What you have to do:
Identify and pull out each line of the entries in which "this" occurs.

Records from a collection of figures
§ §

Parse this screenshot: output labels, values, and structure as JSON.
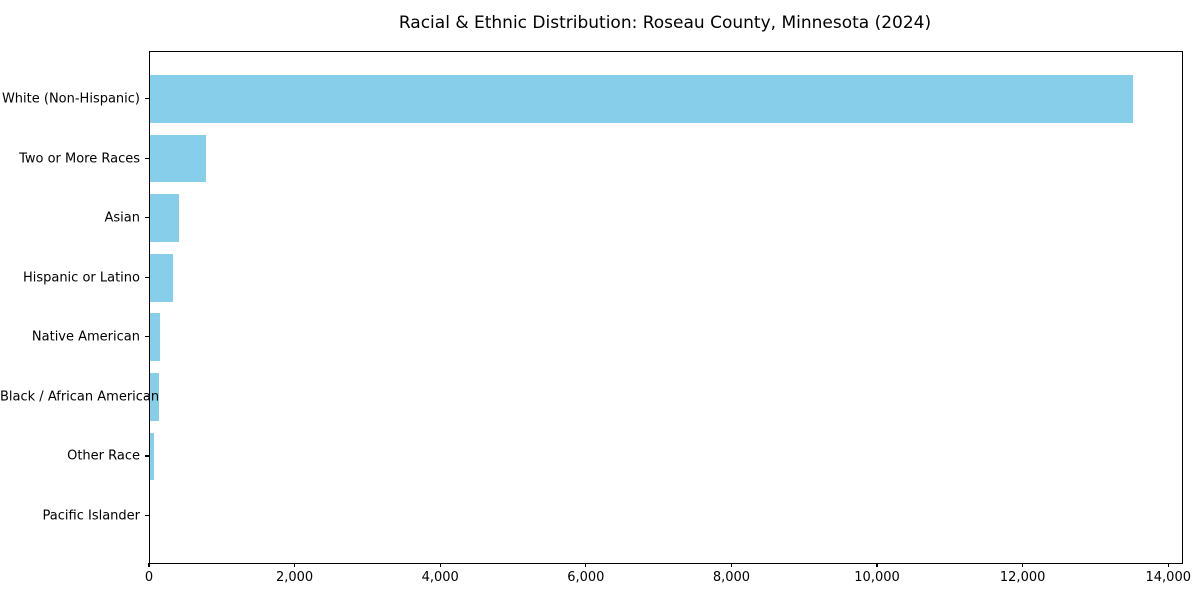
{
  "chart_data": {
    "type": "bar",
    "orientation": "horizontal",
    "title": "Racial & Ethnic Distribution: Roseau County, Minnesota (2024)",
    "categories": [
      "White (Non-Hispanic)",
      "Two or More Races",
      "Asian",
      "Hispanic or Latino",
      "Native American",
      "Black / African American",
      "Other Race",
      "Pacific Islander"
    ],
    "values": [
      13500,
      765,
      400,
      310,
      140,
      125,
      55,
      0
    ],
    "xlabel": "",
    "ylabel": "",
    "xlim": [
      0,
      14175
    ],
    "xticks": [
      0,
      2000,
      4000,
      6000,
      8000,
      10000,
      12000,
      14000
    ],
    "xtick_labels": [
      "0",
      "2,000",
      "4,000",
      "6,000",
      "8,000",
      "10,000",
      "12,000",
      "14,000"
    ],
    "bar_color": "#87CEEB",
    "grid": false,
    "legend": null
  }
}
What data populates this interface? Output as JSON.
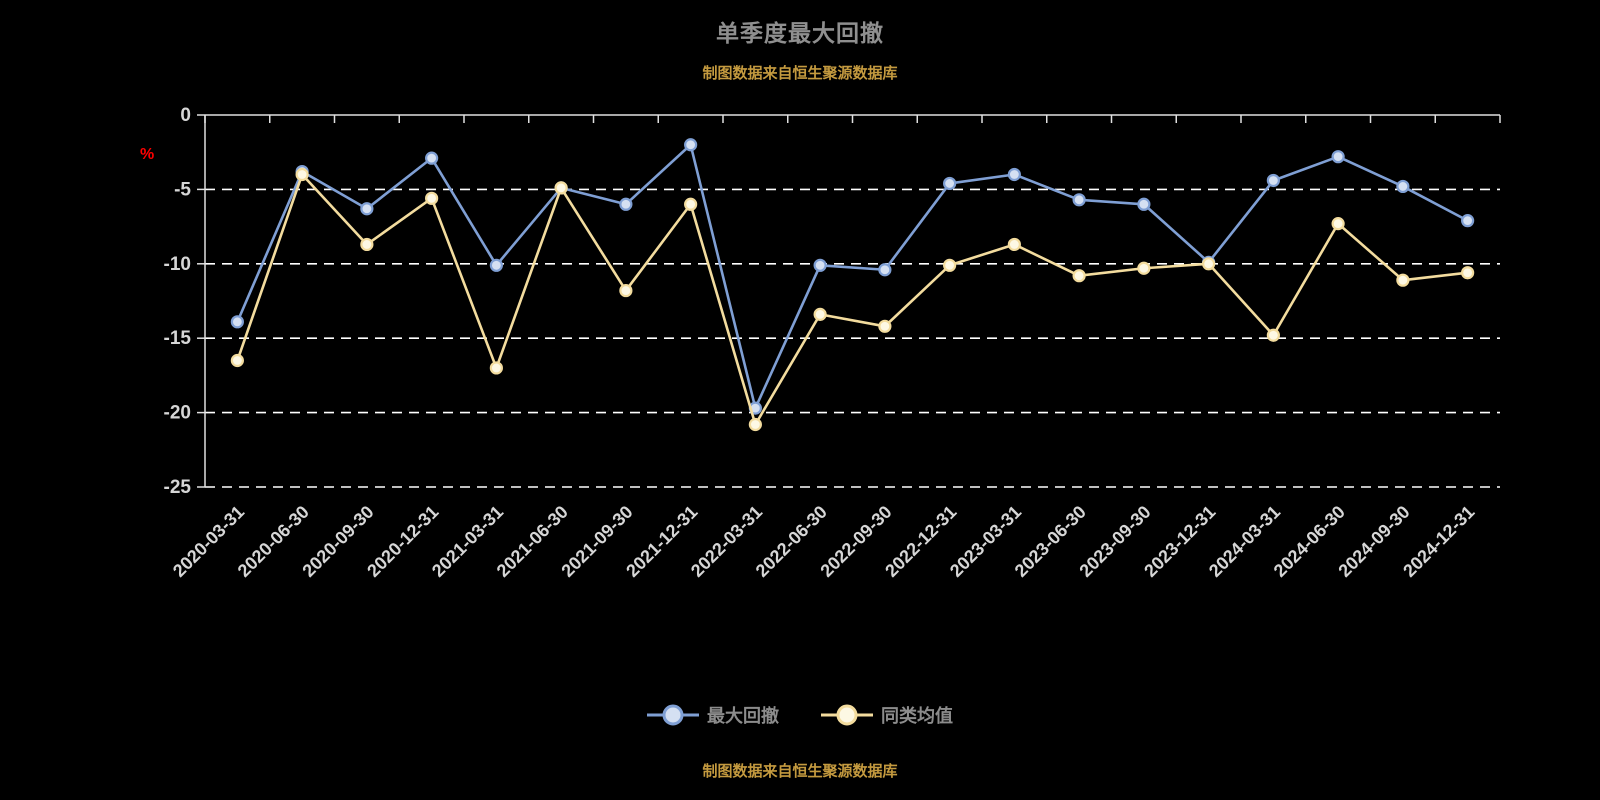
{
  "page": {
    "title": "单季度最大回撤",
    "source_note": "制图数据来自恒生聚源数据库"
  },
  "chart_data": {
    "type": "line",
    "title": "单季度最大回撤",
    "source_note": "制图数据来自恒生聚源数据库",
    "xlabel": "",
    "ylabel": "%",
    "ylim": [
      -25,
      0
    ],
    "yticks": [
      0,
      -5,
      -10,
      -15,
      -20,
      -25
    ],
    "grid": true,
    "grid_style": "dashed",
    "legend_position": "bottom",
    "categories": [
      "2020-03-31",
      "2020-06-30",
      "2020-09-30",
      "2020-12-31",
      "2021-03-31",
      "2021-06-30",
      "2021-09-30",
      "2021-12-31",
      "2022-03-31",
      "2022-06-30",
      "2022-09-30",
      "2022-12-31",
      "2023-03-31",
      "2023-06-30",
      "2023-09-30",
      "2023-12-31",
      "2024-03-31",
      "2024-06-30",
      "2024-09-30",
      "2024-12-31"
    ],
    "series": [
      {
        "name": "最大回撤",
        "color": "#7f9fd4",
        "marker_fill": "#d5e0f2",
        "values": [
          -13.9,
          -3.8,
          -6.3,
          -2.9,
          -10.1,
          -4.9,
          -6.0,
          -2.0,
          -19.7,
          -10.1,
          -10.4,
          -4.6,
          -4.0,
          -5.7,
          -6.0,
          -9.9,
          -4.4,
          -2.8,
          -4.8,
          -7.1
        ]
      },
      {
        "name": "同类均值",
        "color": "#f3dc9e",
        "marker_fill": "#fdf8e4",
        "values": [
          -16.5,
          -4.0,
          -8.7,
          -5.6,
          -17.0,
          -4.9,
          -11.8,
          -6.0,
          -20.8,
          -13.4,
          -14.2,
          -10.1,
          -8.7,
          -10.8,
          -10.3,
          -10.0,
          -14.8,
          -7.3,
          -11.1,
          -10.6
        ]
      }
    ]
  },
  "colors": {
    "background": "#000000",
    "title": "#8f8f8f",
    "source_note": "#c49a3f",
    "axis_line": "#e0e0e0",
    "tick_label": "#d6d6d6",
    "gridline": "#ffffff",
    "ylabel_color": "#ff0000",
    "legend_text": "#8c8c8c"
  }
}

§ §

Full response:
Parse this screenshot: output labels, values, and structure as JSON.
What data populates this interface? Output as JSON.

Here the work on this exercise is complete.